### [Stored entries]
════

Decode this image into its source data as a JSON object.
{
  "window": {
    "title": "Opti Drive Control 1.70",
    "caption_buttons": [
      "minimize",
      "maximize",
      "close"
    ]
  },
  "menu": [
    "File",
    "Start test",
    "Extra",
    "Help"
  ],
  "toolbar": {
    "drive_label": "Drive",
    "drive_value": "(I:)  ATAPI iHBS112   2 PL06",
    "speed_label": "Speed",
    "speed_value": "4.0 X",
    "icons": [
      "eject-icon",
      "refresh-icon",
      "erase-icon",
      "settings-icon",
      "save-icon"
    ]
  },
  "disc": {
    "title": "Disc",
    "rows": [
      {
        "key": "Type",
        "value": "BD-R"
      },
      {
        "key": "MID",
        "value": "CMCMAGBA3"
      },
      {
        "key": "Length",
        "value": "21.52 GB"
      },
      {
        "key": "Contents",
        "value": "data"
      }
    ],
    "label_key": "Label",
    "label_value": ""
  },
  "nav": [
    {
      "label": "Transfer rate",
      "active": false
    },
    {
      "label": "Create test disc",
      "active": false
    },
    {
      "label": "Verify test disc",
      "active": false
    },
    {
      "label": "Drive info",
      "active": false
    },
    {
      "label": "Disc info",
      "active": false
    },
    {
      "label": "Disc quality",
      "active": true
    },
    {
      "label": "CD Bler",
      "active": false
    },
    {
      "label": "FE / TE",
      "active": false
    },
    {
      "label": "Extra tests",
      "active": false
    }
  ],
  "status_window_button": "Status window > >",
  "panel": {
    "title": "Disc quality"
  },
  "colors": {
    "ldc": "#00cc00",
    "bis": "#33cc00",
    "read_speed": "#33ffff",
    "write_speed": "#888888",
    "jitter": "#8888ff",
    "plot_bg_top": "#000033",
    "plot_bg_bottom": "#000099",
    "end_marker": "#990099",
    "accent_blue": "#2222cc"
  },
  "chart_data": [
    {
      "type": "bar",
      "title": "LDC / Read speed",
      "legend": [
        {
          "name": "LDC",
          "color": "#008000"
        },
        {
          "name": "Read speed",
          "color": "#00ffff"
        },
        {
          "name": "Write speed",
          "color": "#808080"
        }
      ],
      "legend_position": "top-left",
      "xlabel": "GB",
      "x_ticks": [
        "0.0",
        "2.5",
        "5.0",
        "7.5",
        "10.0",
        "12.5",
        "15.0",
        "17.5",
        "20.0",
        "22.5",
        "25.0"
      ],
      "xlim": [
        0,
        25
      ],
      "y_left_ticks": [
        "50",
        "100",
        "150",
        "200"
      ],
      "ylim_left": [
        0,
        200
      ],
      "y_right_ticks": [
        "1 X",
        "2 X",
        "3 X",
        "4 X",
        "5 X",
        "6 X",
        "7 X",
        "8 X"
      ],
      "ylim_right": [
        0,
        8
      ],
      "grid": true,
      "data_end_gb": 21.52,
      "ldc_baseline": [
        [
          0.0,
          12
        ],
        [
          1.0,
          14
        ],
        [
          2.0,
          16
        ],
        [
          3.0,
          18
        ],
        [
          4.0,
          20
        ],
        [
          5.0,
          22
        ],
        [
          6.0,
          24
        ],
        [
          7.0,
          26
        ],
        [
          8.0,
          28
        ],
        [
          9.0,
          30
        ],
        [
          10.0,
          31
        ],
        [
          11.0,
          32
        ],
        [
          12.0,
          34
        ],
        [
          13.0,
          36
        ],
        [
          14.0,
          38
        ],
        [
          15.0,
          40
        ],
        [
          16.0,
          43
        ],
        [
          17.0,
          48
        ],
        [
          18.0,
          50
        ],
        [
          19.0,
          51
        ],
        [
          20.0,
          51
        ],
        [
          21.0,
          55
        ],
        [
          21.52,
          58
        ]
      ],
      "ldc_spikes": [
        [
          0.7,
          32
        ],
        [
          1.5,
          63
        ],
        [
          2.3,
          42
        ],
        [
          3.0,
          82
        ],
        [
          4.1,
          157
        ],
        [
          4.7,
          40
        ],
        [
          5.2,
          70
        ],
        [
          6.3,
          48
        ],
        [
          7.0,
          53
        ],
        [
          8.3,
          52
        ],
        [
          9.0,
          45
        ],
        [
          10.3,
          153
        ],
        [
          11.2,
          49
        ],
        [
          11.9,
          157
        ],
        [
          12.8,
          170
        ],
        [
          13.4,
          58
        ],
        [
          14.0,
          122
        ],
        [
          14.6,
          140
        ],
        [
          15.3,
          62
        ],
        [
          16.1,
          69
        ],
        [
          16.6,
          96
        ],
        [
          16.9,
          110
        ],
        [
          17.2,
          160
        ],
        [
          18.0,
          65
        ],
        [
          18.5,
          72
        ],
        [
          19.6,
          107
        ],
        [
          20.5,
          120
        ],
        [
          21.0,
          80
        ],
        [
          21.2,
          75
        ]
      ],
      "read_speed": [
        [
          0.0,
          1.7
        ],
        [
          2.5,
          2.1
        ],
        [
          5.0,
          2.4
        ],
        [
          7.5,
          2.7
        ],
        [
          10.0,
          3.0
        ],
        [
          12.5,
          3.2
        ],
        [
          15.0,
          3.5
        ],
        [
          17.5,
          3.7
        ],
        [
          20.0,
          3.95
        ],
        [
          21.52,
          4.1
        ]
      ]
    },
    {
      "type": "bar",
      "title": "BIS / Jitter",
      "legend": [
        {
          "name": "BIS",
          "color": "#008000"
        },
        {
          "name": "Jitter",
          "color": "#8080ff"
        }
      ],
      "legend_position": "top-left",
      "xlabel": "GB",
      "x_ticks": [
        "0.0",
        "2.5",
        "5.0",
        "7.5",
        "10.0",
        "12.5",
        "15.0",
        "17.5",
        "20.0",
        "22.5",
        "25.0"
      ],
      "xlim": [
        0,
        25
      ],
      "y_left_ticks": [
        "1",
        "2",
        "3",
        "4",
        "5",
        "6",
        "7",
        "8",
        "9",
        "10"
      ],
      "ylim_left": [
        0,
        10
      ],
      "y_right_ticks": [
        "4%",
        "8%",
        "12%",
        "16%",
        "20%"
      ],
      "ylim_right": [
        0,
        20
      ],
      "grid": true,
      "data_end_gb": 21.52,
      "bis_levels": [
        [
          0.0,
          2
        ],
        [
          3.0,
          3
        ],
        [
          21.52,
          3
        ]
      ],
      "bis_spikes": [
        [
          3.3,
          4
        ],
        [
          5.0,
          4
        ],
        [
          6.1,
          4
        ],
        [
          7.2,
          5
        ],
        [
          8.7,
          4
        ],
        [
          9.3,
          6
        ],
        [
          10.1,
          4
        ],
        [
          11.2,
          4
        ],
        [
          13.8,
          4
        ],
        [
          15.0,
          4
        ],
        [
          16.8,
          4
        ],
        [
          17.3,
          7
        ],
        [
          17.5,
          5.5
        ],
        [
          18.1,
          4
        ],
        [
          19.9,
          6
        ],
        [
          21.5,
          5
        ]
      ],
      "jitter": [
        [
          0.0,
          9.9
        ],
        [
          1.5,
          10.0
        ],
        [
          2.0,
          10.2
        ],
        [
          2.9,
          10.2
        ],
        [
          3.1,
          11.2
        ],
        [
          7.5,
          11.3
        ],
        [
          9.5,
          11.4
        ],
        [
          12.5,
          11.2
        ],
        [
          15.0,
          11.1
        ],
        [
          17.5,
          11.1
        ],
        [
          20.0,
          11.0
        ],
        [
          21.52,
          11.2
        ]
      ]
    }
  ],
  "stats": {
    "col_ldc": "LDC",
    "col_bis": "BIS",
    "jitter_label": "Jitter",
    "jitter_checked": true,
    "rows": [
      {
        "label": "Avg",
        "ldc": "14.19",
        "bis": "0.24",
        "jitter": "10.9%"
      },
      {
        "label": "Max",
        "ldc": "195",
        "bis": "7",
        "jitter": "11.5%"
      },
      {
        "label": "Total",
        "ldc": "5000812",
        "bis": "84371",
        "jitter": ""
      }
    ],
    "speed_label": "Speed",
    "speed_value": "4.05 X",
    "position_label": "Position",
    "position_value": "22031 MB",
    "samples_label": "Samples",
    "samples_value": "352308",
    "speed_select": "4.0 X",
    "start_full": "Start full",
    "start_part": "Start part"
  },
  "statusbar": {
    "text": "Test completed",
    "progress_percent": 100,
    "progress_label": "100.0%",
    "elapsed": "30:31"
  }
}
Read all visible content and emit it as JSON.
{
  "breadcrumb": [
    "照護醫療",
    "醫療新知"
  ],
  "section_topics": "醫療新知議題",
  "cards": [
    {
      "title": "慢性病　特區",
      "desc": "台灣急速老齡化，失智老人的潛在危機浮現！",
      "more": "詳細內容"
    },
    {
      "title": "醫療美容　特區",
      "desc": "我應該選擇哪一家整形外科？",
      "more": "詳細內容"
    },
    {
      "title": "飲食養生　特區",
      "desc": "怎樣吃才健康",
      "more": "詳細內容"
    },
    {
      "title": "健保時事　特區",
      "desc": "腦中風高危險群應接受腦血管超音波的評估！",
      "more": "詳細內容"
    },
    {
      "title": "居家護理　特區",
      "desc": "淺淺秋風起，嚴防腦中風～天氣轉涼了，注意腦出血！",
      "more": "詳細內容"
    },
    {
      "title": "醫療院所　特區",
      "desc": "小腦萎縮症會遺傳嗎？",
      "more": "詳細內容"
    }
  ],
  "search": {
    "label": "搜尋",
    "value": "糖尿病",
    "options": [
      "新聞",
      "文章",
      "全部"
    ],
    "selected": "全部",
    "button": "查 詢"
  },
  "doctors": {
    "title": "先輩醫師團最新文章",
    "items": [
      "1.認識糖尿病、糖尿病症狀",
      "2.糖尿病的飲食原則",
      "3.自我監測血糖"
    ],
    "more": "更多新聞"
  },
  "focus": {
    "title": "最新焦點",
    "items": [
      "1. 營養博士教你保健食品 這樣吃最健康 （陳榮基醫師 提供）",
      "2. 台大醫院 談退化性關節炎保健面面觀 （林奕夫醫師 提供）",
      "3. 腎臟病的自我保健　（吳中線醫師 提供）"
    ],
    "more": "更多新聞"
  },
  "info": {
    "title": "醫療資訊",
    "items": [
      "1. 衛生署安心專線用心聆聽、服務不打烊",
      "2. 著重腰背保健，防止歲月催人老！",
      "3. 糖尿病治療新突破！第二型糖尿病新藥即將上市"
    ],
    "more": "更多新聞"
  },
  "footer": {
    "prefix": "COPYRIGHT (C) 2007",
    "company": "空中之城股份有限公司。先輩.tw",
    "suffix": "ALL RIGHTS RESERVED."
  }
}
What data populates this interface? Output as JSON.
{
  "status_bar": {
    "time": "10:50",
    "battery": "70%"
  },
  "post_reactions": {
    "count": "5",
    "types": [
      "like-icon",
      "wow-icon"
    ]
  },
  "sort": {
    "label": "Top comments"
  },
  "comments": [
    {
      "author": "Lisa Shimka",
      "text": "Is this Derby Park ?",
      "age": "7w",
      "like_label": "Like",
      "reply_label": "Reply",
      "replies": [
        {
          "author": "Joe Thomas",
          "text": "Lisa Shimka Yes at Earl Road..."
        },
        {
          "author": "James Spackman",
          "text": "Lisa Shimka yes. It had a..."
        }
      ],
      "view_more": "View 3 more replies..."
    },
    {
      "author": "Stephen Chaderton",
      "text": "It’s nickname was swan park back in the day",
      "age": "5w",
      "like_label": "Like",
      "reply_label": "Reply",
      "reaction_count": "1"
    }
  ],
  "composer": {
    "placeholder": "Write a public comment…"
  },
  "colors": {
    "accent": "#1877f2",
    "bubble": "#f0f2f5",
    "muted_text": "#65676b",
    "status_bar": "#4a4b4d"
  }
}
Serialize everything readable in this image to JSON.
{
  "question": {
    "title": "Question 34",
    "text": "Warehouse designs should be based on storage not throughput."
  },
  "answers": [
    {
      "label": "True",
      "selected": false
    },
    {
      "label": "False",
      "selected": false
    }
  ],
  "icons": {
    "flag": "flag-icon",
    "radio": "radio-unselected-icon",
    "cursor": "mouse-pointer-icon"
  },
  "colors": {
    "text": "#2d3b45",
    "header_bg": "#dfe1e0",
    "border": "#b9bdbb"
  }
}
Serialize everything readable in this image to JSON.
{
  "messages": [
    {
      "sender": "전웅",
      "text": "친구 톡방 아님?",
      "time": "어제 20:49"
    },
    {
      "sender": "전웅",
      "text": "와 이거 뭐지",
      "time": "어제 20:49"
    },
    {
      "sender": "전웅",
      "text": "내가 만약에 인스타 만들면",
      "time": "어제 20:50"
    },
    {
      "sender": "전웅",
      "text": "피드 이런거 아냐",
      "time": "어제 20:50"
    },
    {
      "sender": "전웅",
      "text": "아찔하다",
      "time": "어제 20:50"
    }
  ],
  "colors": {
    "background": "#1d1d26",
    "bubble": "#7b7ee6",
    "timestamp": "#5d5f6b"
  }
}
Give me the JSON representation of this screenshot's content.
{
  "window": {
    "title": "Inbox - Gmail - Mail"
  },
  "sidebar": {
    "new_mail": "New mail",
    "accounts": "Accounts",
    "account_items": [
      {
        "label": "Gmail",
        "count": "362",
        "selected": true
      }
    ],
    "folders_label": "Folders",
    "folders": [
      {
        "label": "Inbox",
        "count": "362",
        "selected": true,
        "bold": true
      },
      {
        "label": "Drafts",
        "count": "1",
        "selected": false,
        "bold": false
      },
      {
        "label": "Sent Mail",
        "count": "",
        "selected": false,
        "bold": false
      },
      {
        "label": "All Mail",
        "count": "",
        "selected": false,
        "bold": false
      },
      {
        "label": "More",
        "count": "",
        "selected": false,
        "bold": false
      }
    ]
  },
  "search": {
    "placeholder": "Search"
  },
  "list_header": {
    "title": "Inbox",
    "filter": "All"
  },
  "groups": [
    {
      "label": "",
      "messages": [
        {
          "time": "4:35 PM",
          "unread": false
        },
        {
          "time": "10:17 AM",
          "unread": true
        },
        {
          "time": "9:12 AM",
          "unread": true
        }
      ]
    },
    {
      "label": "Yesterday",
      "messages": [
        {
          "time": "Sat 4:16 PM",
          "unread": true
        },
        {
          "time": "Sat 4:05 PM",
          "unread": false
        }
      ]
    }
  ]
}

════

### [WHAT TO PRODUCE]
Which lines in the records above contain the string "info"? Copy each one.

### [RESULT OF THE EXERCISE]
      "label": "Drive info",
      "label": "Disc info",
  "info": {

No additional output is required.